▶ YOUR INSTRUCTIONS: Gather the lines that hold the string "structured".

▶ DATA LINES:
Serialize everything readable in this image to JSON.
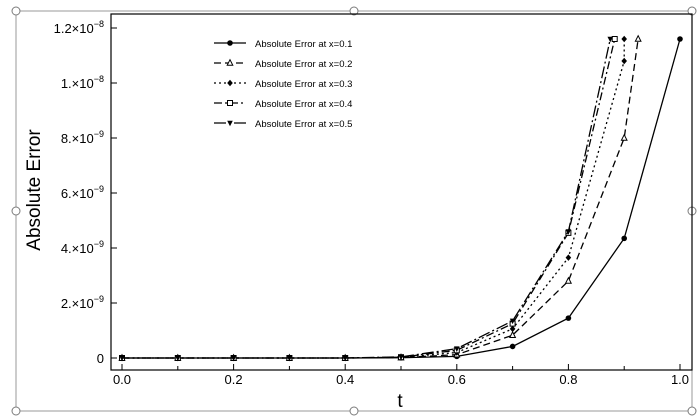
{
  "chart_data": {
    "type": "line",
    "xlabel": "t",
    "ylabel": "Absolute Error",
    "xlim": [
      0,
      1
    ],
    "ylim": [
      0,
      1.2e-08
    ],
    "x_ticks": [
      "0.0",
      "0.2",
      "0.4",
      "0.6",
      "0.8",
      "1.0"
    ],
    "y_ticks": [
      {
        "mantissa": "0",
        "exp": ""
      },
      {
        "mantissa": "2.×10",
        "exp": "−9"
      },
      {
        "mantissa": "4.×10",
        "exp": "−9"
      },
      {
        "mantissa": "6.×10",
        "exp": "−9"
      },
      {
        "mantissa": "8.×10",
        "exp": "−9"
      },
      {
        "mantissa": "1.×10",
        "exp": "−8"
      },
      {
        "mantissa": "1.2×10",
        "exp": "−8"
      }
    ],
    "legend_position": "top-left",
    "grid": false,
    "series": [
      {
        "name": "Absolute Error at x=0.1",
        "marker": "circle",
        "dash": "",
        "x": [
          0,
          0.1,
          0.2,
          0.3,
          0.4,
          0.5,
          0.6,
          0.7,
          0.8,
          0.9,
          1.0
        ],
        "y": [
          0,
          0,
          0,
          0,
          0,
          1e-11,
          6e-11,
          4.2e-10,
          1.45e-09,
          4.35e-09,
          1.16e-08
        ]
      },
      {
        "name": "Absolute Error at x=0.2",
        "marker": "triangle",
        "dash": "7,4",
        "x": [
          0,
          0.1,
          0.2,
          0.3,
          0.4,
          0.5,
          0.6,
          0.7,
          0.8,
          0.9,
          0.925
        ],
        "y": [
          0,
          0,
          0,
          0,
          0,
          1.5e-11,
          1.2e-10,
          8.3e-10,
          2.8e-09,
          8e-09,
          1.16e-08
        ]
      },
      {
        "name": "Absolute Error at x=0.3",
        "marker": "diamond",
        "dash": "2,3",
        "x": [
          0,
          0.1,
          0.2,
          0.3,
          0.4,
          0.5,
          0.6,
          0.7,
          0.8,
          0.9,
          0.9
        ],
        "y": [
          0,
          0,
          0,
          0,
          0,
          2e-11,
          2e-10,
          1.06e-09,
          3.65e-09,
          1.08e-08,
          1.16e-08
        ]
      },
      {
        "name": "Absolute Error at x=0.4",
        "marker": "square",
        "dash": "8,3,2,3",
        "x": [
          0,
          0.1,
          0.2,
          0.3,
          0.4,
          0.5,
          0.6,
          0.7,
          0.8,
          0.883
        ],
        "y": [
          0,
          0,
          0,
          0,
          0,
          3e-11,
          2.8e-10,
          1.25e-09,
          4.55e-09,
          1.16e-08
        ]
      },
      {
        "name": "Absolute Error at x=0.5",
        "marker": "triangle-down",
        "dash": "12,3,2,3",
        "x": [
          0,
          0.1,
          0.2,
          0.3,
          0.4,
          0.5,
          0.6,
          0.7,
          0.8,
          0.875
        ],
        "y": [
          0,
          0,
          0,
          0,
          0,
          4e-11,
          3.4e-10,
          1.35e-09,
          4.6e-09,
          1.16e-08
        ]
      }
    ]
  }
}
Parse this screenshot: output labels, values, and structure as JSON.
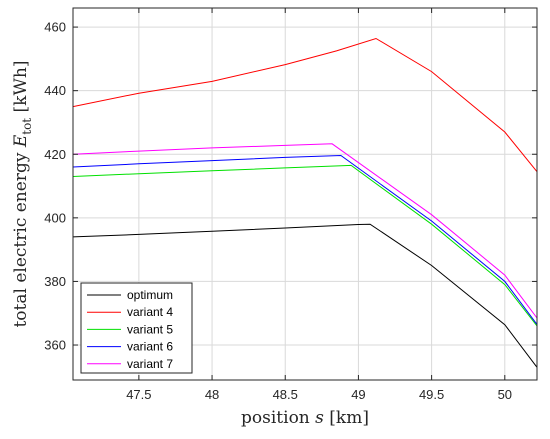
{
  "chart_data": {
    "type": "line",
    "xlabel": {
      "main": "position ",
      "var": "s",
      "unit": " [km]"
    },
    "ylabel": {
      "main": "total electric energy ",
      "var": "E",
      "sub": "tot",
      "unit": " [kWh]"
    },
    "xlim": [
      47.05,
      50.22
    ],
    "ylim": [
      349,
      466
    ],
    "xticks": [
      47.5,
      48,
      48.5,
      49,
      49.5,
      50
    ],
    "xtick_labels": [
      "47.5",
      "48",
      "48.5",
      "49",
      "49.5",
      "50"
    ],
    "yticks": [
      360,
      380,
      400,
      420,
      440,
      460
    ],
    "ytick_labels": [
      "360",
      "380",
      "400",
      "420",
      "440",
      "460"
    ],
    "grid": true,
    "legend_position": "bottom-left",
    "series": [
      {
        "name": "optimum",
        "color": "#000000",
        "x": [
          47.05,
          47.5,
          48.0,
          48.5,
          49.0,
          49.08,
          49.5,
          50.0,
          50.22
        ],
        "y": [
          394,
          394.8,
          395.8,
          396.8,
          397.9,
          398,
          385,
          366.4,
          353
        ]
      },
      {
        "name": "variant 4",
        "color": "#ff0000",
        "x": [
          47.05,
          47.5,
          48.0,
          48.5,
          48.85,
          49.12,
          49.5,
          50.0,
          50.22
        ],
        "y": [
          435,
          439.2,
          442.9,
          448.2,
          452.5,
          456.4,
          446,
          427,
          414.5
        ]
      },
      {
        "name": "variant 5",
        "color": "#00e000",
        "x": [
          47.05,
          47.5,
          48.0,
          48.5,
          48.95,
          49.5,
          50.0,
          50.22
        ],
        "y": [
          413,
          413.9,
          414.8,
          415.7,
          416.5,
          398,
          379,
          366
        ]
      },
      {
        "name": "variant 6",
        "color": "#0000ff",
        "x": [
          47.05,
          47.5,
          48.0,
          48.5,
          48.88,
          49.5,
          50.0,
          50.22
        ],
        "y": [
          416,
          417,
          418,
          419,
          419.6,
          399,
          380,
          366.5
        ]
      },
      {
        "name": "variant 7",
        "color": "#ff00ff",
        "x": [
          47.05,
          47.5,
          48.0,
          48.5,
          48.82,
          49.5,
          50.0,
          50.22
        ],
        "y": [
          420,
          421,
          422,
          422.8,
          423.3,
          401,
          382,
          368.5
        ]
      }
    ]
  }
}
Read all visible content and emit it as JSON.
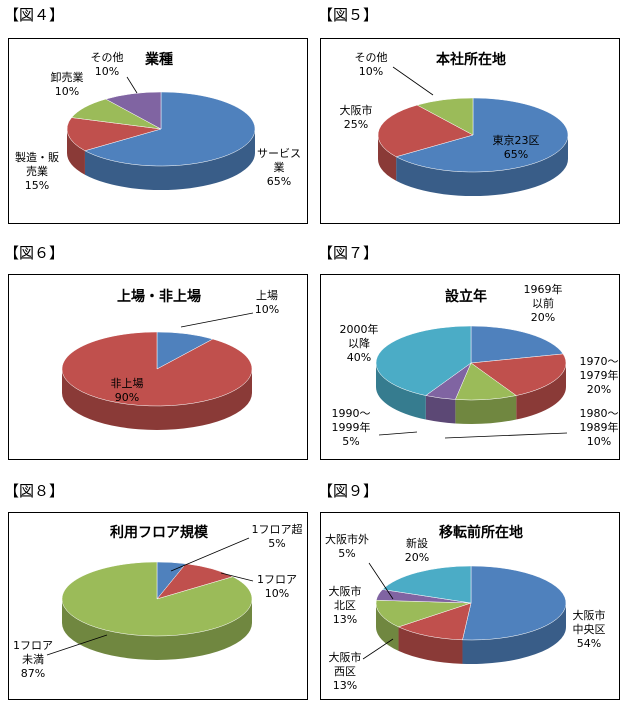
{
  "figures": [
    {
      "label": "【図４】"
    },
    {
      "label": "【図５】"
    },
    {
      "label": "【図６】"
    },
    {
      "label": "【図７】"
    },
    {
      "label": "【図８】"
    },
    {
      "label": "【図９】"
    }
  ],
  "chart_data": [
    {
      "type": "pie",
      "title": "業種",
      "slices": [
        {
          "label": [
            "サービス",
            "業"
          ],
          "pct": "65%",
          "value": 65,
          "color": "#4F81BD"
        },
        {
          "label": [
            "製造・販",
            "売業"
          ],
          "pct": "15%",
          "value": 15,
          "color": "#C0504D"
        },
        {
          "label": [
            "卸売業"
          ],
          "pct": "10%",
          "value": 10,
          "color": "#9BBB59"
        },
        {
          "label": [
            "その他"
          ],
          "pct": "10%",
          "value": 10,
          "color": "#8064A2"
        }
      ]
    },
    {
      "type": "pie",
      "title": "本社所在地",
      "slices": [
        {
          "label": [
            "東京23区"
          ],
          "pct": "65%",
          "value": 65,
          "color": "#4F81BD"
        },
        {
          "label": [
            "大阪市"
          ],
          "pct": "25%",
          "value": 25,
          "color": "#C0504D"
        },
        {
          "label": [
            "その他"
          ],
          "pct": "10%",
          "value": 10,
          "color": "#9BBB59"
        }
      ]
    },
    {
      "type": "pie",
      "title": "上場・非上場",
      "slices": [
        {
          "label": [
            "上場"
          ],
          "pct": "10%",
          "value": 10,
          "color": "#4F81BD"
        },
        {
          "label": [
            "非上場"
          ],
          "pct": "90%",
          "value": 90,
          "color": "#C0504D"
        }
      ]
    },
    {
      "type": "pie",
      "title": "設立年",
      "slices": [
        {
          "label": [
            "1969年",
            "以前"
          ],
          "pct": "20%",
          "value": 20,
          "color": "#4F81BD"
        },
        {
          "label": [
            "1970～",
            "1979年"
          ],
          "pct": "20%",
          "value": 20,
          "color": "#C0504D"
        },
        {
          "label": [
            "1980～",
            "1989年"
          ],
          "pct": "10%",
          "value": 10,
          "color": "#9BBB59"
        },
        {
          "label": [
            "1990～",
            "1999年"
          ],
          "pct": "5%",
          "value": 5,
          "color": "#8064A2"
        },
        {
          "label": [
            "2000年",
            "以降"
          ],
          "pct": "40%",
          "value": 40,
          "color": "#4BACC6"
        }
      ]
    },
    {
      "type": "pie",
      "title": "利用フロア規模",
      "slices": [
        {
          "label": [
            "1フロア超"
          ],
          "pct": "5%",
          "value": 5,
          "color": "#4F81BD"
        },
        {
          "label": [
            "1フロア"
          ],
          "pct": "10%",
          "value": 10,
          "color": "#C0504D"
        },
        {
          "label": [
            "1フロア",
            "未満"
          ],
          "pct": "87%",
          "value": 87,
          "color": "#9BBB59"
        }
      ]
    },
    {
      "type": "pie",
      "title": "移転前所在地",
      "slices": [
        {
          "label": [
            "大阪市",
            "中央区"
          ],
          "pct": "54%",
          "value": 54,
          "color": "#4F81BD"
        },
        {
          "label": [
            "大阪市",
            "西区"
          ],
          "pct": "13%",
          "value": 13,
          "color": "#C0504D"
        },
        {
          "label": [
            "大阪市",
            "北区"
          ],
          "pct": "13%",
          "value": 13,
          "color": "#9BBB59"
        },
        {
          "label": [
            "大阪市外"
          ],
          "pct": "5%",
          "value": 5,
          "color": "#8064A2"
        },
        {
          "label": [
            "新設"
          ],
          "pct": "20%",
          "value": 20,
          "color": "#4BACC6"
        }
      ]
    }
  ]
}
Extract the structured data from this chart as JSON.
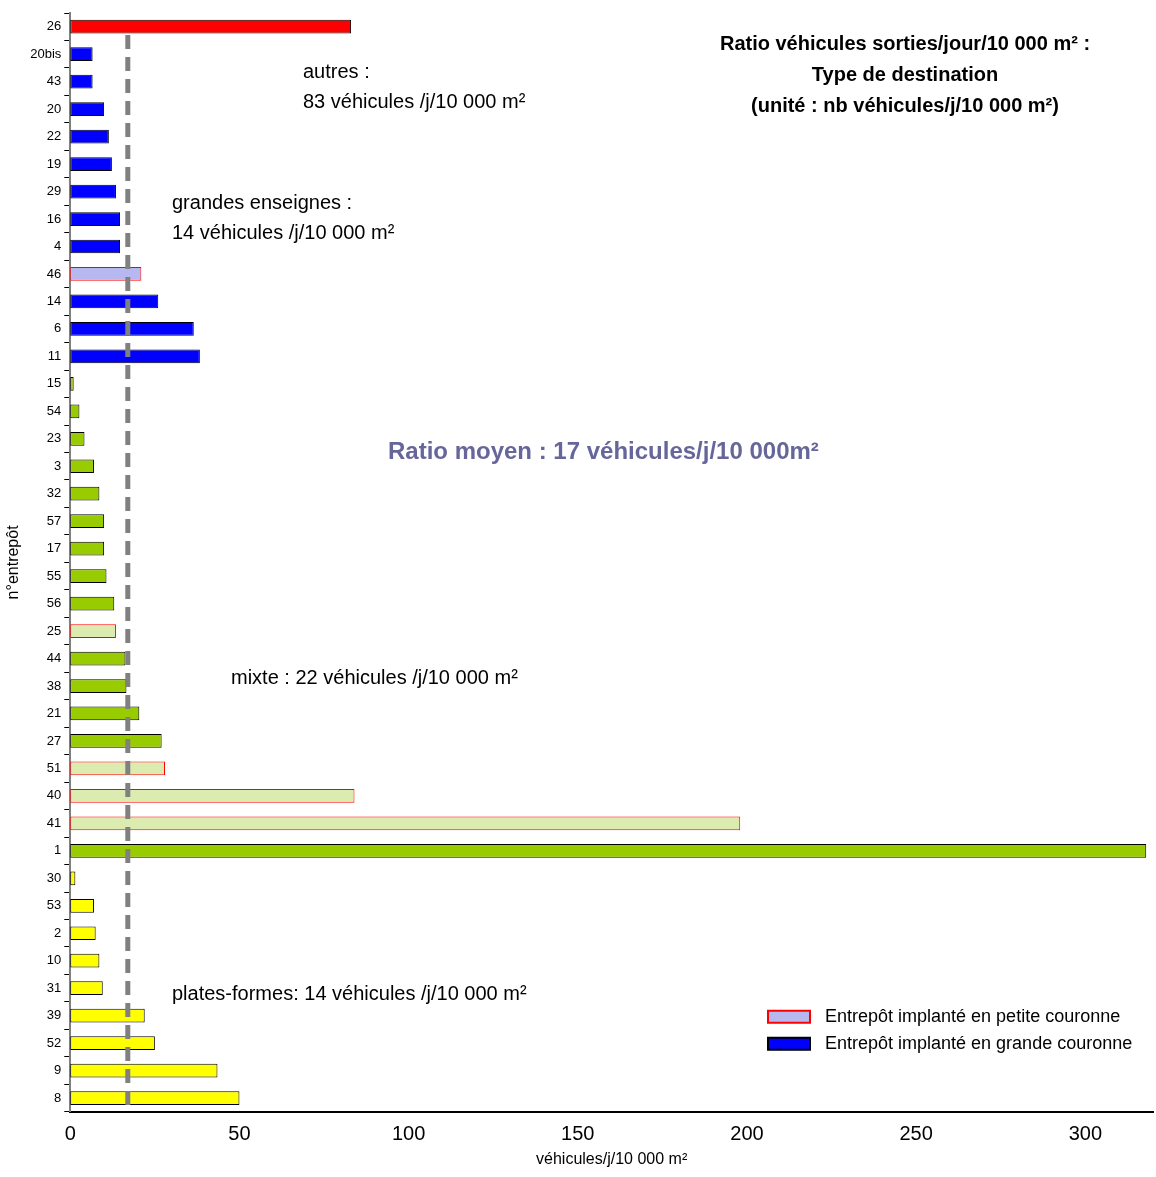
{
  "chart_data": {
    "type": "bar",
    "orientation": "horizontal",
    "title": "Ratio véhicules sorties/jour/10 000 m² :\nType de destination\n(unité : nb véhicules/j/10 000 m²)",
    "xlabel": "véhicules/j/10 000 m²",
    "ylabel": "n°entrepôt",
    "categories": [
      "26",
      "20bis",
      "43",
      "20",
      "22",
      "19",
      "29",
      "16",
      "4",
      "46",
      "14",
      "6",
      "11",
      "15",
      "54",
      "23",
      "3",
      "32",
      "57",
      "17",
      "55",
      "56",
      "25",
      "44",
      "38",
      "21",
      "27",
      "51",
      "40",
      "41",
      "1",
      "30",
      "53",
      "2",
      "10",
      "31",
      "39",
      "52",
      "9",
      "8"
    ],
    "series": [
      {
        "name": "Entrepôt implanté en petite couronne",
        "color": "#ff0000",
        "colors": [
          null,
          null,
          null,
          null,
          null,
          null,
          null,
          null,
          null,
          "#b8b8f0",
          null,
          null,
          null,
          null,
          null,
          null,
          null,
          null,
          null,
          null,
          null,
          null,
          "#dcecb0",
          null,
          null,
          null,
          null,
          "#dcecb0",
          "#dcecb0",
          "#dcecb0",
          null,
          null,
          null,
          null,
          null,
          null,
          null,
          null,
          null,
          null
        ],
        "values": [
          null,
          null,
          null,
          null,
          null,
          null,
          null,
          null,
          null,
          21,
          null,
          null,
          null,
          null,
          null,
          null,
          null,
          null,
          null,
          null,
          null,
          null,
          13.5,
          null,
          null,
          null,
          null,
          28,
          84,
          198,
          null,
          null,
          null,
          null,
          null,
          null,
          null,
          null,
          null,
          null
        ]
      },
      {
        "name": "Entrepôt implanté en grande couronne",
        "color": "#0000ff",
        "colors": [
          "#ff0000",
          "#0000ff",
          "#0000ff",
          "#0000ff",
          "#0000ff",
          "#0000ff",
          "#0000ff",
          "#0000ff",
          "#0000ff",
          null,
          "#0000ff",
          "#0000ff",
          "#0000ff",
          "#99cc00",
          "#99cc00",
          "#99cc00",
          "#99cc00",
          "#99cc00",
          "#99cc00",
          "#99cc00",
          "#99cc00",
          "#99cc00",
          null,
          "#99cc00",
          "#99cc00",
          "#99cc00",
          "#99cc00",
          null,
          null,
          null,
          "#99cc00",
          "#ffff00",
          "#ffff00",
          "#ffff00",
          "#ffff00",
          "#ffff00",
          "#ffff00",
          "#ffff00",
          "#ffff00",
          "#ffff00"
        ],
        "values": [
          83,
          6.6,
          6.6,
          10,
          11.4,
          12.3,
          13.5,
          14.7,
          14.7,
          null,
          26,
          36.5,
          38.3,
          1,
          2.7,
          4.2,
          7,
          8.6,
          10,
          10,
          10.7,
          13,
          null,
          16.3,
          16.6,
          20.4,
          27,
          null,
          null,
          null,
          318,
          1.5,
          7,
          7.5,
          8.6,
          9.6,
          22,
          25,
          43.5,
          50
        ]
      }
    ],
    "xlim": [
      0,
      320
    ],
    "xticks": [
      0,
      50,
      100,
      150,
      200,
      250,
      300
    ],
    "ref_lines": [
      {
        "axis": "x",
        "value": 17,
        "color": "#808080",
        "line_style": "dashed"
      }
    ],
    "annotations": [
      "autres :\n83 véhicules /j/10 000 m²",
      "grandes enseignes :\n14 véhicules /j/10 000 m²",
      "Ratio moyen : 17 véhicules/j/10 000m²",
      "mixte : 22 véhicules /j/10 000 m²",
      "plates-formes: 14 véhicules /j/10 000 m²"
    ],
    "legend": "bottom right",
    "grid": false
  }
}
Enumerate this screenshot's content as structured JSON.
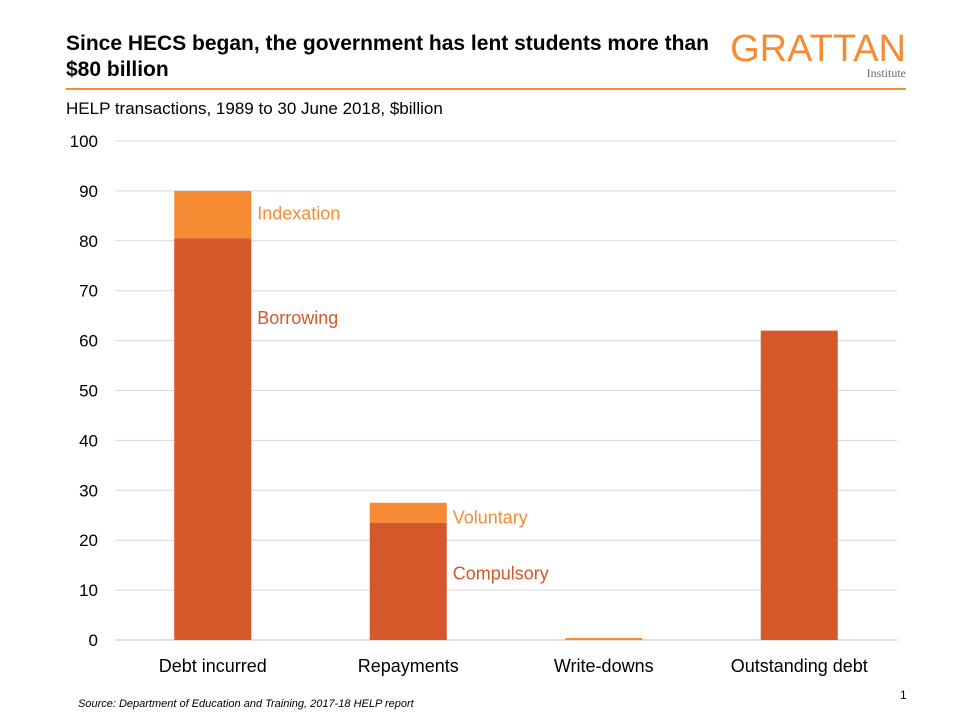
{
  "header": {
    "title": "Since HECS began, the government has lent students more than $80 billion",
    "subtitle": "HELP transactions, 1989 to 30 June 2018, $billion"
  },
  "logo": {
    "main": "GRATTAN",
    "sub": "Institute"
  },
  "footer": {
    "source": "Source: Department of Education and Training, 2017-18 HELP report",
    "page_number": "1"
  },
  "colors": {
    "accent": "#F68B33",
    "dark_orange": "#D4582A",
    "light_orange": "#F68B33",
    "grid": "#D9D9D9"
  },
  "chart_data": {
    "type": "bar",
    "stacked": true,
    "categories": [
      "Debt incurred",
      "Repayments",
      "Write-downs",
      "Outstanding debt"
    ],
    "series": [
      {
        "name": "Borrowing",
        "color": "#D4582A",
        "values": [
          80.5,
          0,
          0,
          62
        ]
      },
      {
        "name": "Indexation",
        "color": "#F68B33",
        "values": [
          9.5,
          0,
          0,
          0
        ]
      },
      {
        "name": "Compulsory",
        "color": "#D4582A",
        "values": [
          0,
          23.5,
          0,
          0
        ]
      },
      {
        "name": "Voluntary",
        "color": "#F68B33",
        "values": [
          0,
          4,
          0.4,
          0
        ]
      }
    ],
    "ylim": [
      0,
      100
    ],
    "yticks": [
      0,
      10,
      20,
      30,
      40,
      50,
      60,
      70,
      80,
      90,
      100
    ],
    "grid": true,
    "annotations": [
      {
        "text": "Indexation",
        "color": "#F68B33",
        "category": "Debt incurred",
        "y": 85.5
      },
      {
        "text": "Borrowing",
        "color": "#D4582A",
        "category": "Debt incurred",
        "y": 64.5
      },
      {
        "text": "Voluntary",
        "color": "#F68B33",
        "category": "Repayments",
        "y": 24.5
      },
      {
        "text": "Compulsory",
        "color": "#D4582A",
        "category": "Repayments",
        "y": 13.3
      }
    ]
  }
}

▶ FULL RESPONSE:
Extract the structured data from this chart as JSON.
Enumerate this screenshot's content as structured JSON.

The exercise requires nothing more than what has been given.